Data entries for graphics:
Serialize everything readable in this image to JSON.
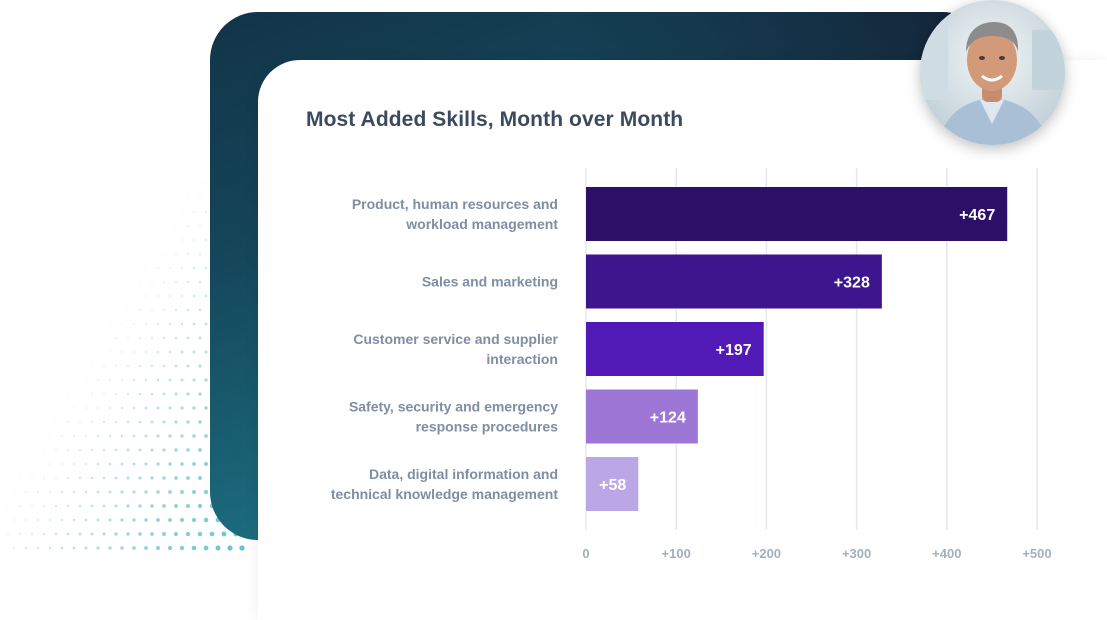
{
  "chart_data": {
    "type": "bar",
    "orientation": "horizontal",
    "title": "Most Added Skills, Month over Month",
    "categories": [
      [
        "Product, human resources and",
        "workload management"
      ],
      [
        "Sales and marketing"
      ],
      [
        "Customer service and supplier",
        "interaction"
      ],
      [
        "Safety, security and emergency",
        "response procedures"
      ],
      [
        "Data, digital information and",
        "technical knowledge management"
      ]
    ],
    "values": [
      467,
      328,
      197,
      124,
      58
    ],
    "value_labels": [
      "+467",
      "+328",
      "+197",
      "+124",
      "+58"
    ],
    "bar_colors": [
      "#2c0f66",
      "#3d168e",
      "#5119b6",
      "#9d76d6",
      "#bca7e6"
    ],
    "xlim": [
      0,
      500
    ],
    "xticks": [
      0,
      100,
      200,
      300,
      400,
      500
    ],
    "xtick_labels": [
      "0",
      "+100",
      "+200",
      "+300",
      "+400",
      "+500"
    ],
    "grid": true,
    "xlabel": "",
    "ylabel": ""
  },
  "colors": {
    "title": "#3c4a5e",
    "category_label": "#7f8ea3",
    "tick_label": "#a3afc0",
    "gridline": "#e3e8ef",
    "backdrop_dark": "#123447",
    "backdrop_teal": "#1f7f8e"
  },
  "avatar": {
    "icon": "person-portrait-icon"
  }
}
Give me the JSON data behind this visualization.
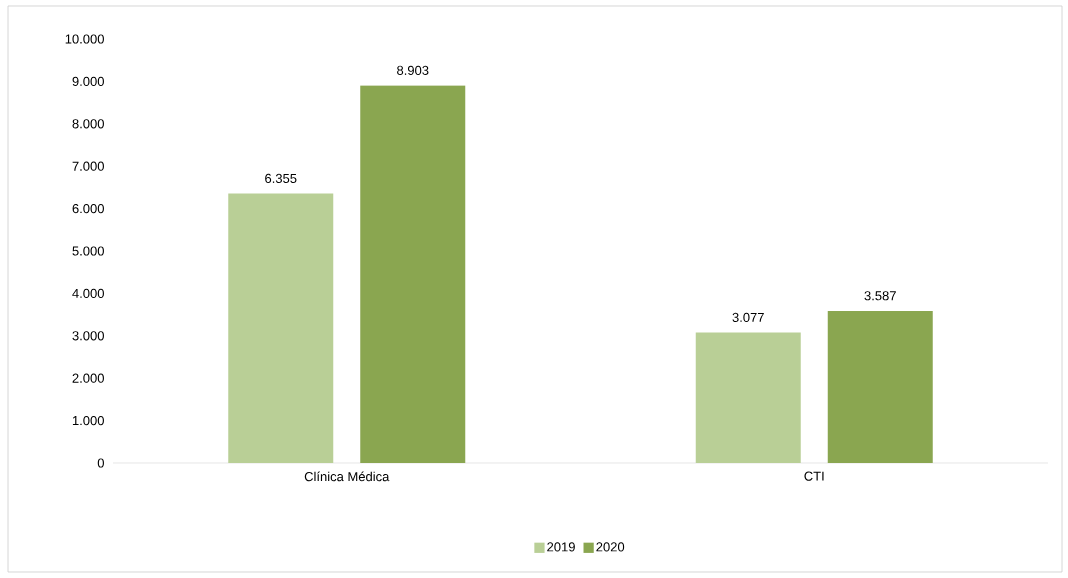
{
  "chart_data": {
    "type": "bar",
    "categories": [
      "Clínica Médica",
      "CTI"
    ],
    "series": [
      {
        "name": "2019",
        "color": "#b9cf96",
        "values": [
          6355,
          3077
        ],
        "value_labels": [
          "6.355",
          "3.077"
        ]
      },
      {
        "name": "2020",
        "color": "#8aa650",
        "values": [
          8903,
          3587
        ],
        "value_labels": [
          "8.903",
          "3.587"
        ]
      }
    ],
    "ylim": [
      0,
      10000
    ],
    "yticks": [
      0,
      {
        "value": 1000,
        "label": "1.000"
      },
      {
        "value": 2000,
        "label": "2.000"
      },
      {
        "value": 3000,
        "label": "3.000"
      },
      {
        "value": 4000,
        "label": "4.000"
      },
      {
        "value": 5000,
        "label": "5.000"
      },
      {
        "value": 6000,
        "label": "6.000"
      },
      {
        "value": 7000,
        "label": "7.000"
      },
      {
        "value": 8000,
        "label": "8.000"
      },
      {
        "value": 9000,
        "label": "9.000"
      },
      {
        "value": 10000,
        "label": "10.000"
      }
    ],
    "legend": "bottom"
  }
}
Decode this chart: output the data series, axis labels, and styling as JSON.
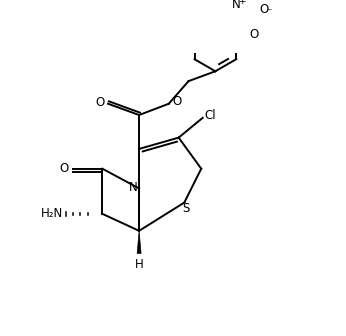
{
  "bg_color": "#ffffff",
  "line_color": "#000000",
  "line_width": 1.4,
  "font_size": 8.5,
  "figsize": [
    3.46,
    3.36
  ],
  "dpi": 100,
  "xlim": [
    0,
    10
  ],
  "ylim": [
    0,
    10
  ]
}
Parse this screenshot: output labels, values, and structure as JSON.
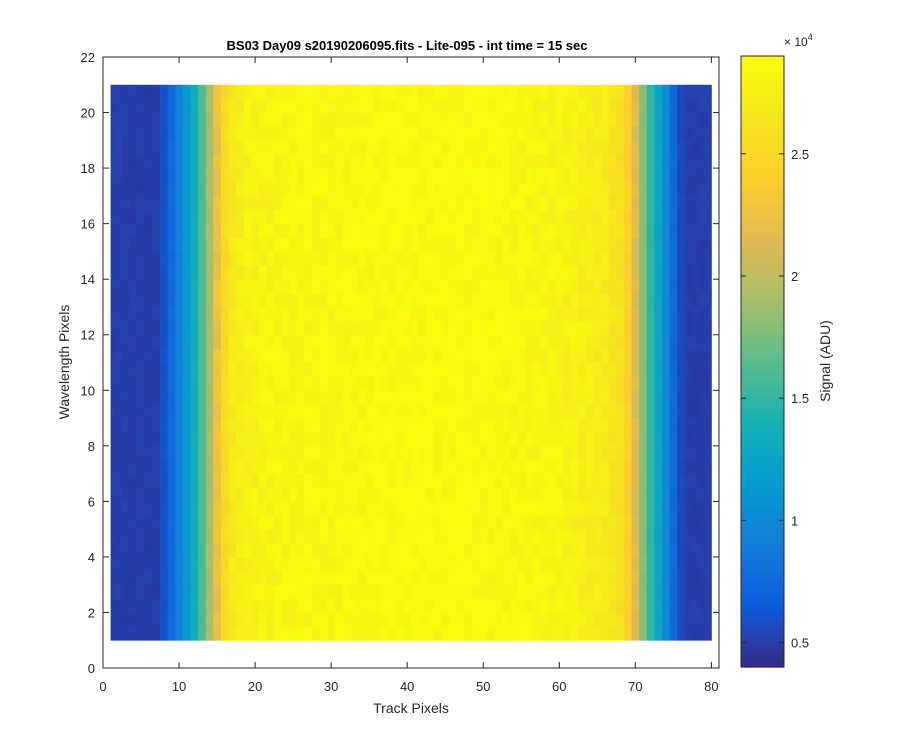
{
  "chart_data": {
    "type": "heatmap",
    "title": "BS03 Day09  s20190206095.fits - Lite-095 - int time = 15 sec",
    "xlabel": "Track Pixels",
    "ylabel": "Wavelength Pixels",
    "xlim": [
      0,
      81
    ],
    "ylim": [
      0,
      22
    ],
    "x_ticks": [
      "0",
      "10",
      "20",
      "30",
      "40",
      "50",
      "60",
      "70",
      "80"
    ],
    "y_ticks": [
      "0",
      "2",
      "4",
      "6",
      "8",
      "10",
      "12",
      "14",
      "16",
      "18",
      "20",
      "22"
    ],
    "grid": false,
    "x_range": [
      1,
      80
    ],
    "y_range": [
      1,
      21
    ],
    "colorbar": {
      "label": "Signal (ADU)",
      "clim": [
        4000,
        29000
      ],
      "ticks": [
        "0.5",
        "1",
        "1.5",
        "2",
        "2.5"
      ],
      "exponent_label": "× 10",
      "exponent_power": "4",
      "colormap": "parula"
    },
    "column_profile": {
      "columns": [
        1,
        2,
        3,
        4,
        5,
        6,
        7,
        8,
        9,
        10,
        11,
        12,
        13,
        14,
        15,
        16,
        17,
        18,
        19,
        20,
        21,
        22,
        23,
        24,
        25,
        26,
        27,
        28,
        29,
        30,
        31,
        32,
        33,
        34,
        35,
        36,
        37,
        38,
        39,
        40,
        41,
        42,
        43,
        44,
        45,
        46,
        47,
        48,
        49,
        50,
        51,
        52,
        53,
        54,
        55,
        56,
        57,
        58,
        59,
        60,
        61,
        62,
        63,
        64,
        65,
        66,
        67,
        68,
        69,
        70,
        71,
        72,
        73,
        74,
        75,
        76,
        77,
        78,
        79,
        80
      ],
      "signal": [
        5000,
        5000,
        5000,
        5000,
        5000,
        5000,
        5000,
        6000,
        7500,
        9500,
        11500,
        13500,
        16000,
        19000,
        22500,
        25500,
        27000,
        27500,
        28000,
        28000,
        28200,
        28200,
        28300,
        28300,
        28400,
        28400,
        28500,
        28500,
        28500,
        28500,
        28600,
        28600,
        28600,
        28600,
        28700,
        28700,
        28700,
        28700,
        28800,
        28800,
        28800,
        28800,
        28800,
        28800,
        28800,
        28800,
        28700,
        28700,
        28700,
        28700,
        28600,
        28600,
        28600,
        28500,
        28500,
        28400,
        28300,
        28300,
        28200,
        28200,
        28000,
        28000,
        27800,
        27600,
        27400,
        27200,
        26500,
        26000,
        24500,
        21500,
        18000,
        15000,
        12500,
        10000,
        7500,
        5500,
        5000,
        5000,
        5000,
        5000
      ]
    }
  }
}
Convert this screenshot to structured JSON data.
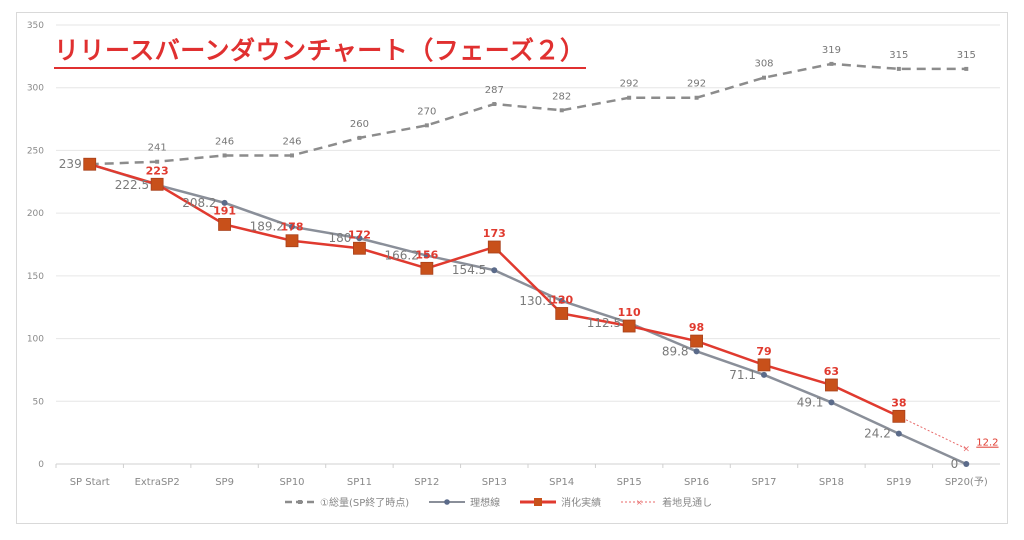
{
  "chart_data": {
    "type": "line",
    "title": "リリースバーンダウンチャート（フェーズ２）",
    "xlabel": "",
    "ylabel": "",
    "ylim": [
      0,
      350
    ],
    "yticks": [
      0,
      50,
      100,
      150,
      200,
      250,
      300,
      350
    ],
    "grid": true,
    "legend_position": "bottom",
    "categories": [
      "SP Start",
      "ExtraSP2",
      "SP9",
      "SP10",
      "SP11",
      "SP12",
      "SP13",
      "SP14",
      "SP15",
      "SP16",
      "SP17",
      "SP18",
      "SP19",
      "SP20(予)"
    ],
    "series": [
      {
        "name": "①総量(SP終了時点)",
        "style": "dashed",
        "color": "#8c8c8c",
        "values": [
          239,
          241,
          246,
          246,
          260,
          270,
          287,
          282,
          292,
          292,
          308,
          319,
          315,
          315
        ],
        "labels": [
          "",
          "241",
          "246",
          "246",
          "260",
          "270",
          "287",
          "282",
          "292",
          "292",
          "308",
          "319",
          "315",
          "315"
        ]
      },
      {
        "name": "理想線",
        "style": "solid",
        "color": "#8a8f99",
        "values": [
          239,
          222.5,
          208.2,
          189.2,
          180,
          166.2,
          154.5,
          130.1,
          112.5,
          89.8,
          71.1,
          49.1,
          24.2,
          0
        ],
        "labels": [
          "239",
          "222.5",
          "208.2",
          "189.2",
          "180",
          "166.2",
          "154.5",
          "130.1",
          "112.5",
          "89.8",
          "71.1",
          "49.1",
          "24.2",
          "0"
        ]
      },
      {
        "name": "消化実績",
        "style": "solid",
        "color": "#e03a2f",
        "values": [
          239,
          223,
          191,
          178,
          172,
          156,
          173,
          120,
          110,
          98,
          79,
          63,
          38,
          null
        ],
        "labels": [
          "",
          "223",
          "191",
          "178",
          "172",
          "156",
          "173",
          "120",
          "110",
          "98",
          "79",
          "63",
          "38",
          ""
        ]
      },
      {
        "name": "着地見通し",
        "style": "dotted",
        "color": "#e86a6a",
        "values": [
          null,
          null,
          null,
          null,
          null,
          null,
          null,
          null,
          null,
          null,
          null,
          null,
          38,
          12.2
        ],
        "labels": [
          "",
          "",
          "",
          "",
          "",
          "",
          "",
          "",
          "",
          "",
          "",
          "",
          "",
          "12.2"
        ]
      }
    ]
  }
}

What is asked: Report each line of the material above where the word "bottom" appears.

Result for this task:
    "legend": "bottom"
    "legend_position": "bottom",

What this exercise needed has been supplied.